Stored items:
########
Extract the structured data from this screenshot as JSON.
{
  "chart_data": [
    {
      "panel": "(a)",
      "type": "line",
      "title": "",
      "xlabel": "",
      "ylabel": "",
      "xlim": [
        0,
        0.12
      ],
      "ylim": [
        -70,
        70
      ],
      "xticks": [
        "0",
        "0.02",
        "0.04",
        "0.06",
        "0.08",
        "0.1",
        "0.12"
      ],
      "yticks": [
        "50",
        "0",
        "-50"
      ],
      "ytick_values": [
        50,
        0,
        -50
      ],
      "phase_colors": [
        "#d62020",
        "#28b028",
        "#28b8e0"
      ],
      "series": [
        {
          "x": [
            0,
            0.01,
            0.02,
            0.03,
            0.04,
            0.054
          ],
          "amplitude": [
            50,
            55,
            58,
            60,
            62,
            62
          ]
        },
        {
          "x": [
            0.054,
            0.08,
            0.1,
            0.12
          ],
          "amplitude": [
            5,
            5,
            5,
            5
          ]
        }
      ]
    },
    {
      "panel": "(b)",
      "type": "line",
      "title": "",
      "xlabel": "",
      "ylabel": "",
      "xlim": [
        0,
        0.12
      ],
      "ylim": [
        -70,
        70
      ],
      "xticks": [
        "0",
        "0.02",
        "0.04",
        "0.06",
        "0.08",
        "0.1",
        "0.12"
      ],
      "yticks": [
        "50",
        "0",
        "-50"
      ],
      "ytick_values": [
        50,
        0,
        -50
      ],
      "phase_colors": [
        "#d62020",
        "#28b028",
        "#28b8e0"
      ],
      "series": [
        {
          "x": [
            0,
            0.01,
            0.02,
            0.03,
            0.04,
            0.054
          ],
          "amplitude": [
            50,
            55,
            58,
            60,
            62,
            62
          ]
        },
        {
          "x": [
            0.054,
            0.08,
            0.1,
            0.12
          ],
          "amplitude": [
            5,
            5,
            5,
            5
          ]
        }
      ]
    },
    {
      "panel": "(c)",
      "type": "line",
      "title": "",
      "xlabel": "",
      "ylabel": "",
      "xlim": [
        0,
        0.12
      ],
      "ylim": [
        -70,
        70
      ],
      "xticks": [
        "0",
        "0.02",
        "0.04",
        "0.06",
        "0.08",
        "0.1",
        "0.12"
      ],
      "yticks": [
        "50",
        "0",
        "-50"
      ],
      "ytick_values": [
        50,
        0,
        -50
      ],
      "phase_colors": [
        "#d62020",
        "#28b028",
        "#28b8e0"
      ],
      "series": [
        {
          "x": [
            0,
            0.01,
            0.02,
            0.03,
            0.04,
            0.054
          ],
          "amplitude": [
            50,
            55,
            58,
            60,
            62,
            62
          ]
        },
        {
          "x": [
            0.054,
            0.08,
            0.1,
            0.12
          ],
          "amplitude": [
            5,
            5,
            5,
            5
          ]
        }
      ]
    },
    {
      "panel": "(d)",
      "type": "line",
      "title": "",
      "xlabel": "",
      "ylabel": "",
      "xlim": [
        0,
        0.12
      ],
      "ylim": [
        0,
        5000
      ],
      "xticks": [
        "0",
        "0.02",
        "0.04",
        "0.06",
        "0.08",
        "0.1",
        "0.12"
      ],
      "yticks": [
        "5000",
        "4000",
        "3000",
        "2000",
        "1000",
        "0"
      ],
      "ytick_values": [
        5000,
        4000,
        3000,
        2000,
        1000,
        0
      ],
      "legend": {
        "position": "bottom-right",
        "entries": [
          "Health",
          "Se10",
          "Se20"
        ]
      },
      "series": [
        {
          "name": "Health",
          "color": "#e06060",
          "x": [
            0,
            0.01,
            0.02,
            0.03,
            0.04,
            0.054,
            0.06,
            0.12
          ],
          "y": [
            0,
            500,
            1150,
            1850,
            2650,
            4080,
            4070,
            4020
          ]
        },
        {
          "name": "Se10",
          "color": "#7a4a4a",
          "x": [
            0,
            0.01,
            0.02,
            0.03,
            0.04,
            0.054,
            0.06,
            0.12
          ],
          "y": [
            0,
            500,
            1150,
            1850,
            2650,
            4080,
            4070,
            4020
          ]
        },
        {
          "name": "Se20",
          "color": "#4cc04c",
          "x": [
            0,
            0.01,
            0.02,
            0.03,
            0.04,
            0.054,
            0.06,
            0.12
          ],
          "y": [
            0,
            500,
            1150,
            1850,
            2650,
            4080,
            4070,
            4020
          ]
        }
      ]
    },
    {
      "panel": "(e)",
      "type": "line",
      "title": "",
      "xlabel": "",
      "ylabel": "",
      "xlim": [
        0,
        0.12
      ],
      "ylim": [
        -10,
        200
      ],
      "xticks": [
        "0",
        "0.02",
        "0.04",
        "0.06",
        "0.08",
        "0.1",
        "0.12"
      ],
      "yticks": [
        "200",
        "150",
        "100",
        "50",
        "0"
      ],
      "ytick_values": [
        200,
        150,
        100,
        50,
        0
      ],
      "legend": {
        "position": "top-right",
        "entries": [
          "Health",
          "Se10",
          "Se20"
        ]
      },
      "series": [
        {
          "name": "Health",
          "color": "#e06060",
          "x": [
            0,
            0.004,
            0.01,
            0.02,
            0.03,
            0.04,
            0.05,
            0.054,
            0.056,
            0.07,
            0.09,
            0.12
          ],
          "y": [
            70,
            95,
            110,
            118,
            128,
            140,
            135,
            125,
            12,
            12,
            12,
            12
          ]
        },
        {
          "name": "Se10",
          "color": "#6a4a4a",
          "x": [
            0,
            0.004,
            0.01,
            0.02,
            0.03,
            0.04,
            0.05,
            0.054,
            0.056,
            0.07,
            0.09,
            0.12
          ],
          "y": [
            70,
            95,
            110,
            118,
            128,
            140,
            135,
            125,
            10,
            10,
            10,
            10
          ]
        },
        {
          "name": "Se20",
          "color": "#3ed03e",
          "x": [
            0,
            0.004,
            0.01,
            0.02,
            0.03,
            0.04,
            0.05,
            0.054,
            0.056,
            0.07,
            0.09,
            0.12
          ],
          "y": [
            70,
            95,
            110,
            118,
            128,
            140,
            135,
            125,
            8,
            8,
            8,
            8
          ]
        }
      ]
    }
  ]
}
########
_Aim_: Each line above that includes "panel" counts once; state the total and nothing more.

_Output_: 5